DATA SHOWN —
________
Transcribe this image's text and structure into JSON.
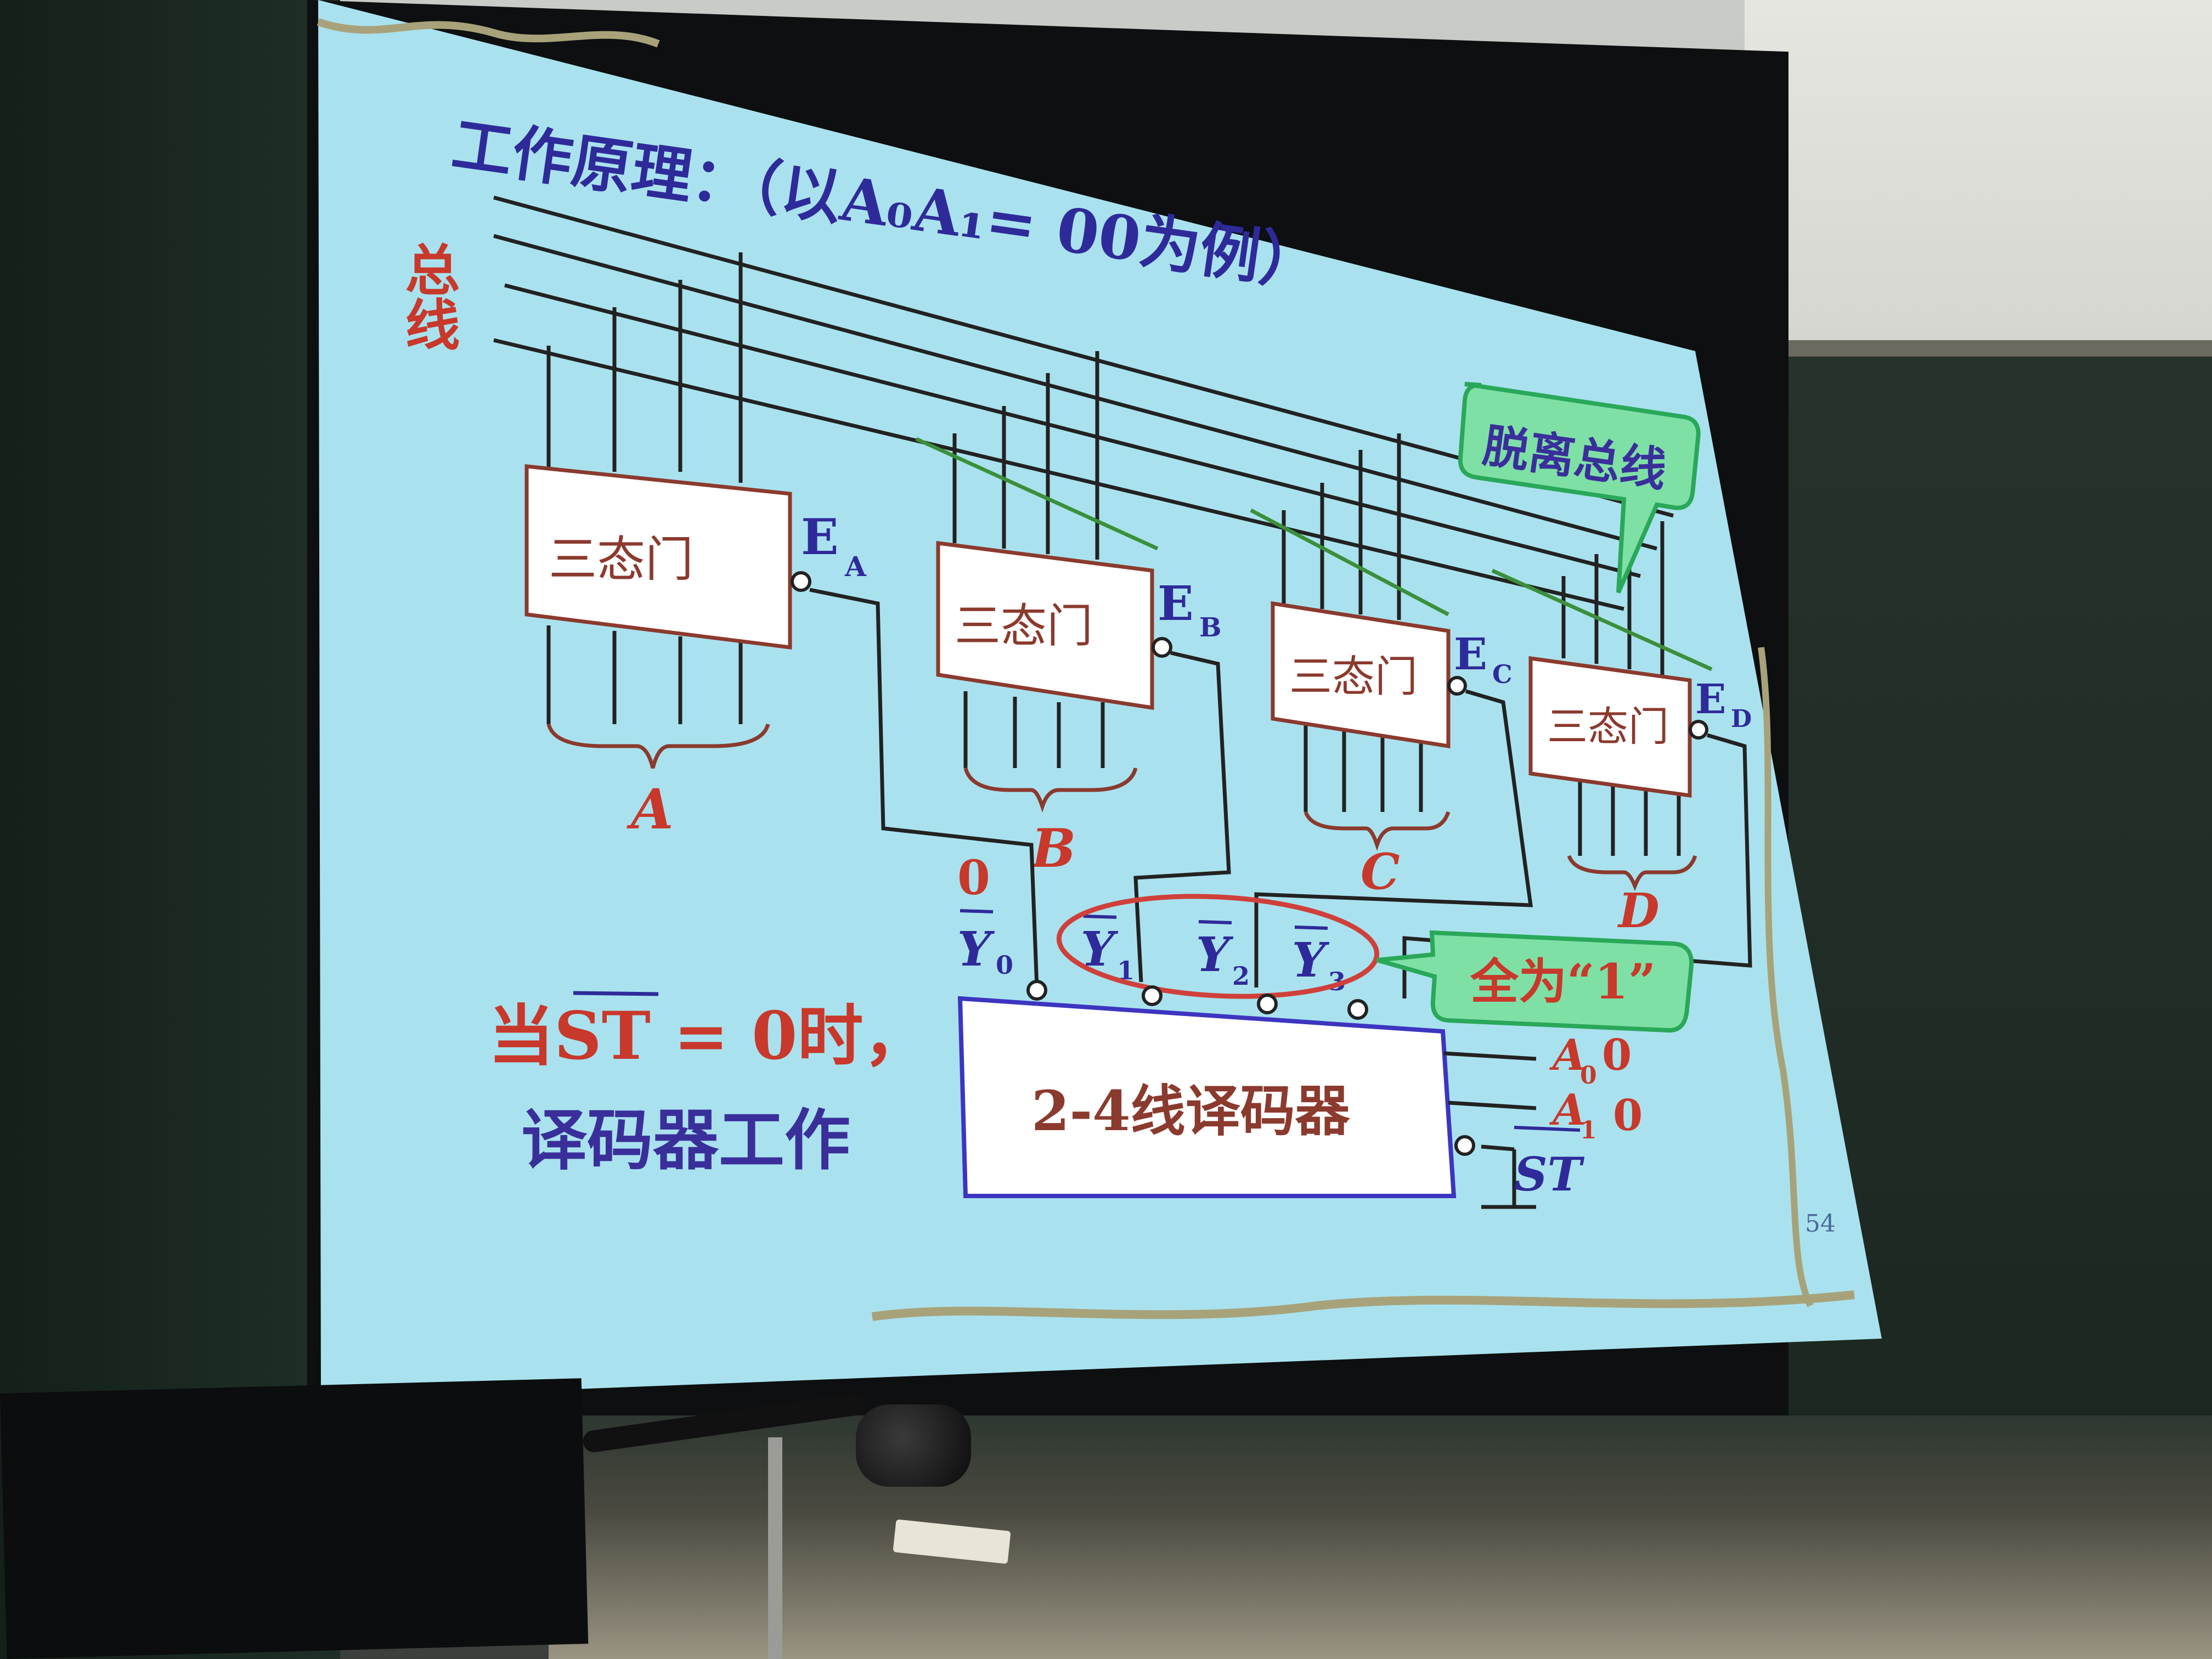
{
  "slide": {
    "title": "工作原理：（以A₀A₁= 00为例）",
    "bus_label": "总线",
    "callout_bus": "脱离总线",
    "callout_ones": "全为“1”",
    "gate_label": "三态门",
    "enable_labels": [
      "E",
      "E",
      "E",
      "E"
    ],
    "enable_subs": [
      "A",
      "B",
      "C",
      "D"
    ],
    "group_labels": [
      "A",
      "B",
      "C",
      "D"
    ],
    "y0_value": "0",
    "outputs": [
      "Y",
      "Y",
      "Y",
      "Y"
    ],
    "output_subs": [
      "0",
      "1",
      "2",
      "3"
    ],
    "condition_line1": "当ST = 0时，",
    "condition_line2": "译码器工作",
    "decoder_label": "2-4线译码器",
    "input_a0": "A",
    "input_a0_sub": "0",
    "input_a0_value": "0",
    "input_a1": "A",
    "input_a1_sub": "1",
    "input_a1_value": "0",
    "input_st": "ST",
    "page_number": "54"
  },
  "colors": {
    "slide_bg": "#a9e2ee",
    "gate_border": "#8b3a2e",
    "gate_text": "#8b3a2e",
    "label_blue": "#2f2a9a",
    "label_red": "#c8382b",
    "decoder_border": "#3d35c0",
    "ellipse": "#d0403a",
    "callout_fill": "#7fe0a6",
    "callout_border": "#2aa85a",
    "green_line": "#3b8f3b"
  }
}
________
The entries above should be reproduced exactly, without their pictures.

Transcribe this image's text and structure into JSON.
{
  "slide": {
    "title": "工作原理：（以A₀A₁= 00为例）",
    "bus_label": "总线",
    "callout_bus": "脱离总线",
    "callout_ones": "全为“1”",
    "gate_label": "三态门",
    "enable_labels": [
      "E",
      "E",
      "E",
      "E"
    ],
    "enable_subs": [
      "A",
      "B",
      "C",
      "D"
    ],
    "group_labels": [
      "A",
      "B",
      "C",
      "D"
    ],
    "y0_value": "0",
    "outputs": [
      "Y",
      "Y",
      "Y",
      "Y"
    ],
    "output_subs": [
      "0",
      "1",
      "2",
      "3"
    ],
    "condition_line1": "当ST = 0时，",
    "condition_line2": "译码器工作",
    "decoder_label": "2-4线译码器",
    "input_a0": "A",
    "input_a0_sub": "0",
    "input_a0_value": "0",
    "input_a1": "A",
    "input_a1_sub": "1",
    "input_a1_value": "0",
    "input_st": "ST",
    "page_number": "54"
  },
  "colors": {
    "slide_bg": "#a9e2ee",
    "gate_border": "#8b3a2e",
    "gate_text": "#8b3a2e",
    "label_blue": "#2f2a9a",
    "label_red": "#c8382b",
    "decoder_border": "#3d35c0",
    "ellipse": "#d0403a",
    "callout_fill": "#7fe0a6",
    "callout_border": "#2aa85a",
    "green_line": "#3b8f3b"
  }
}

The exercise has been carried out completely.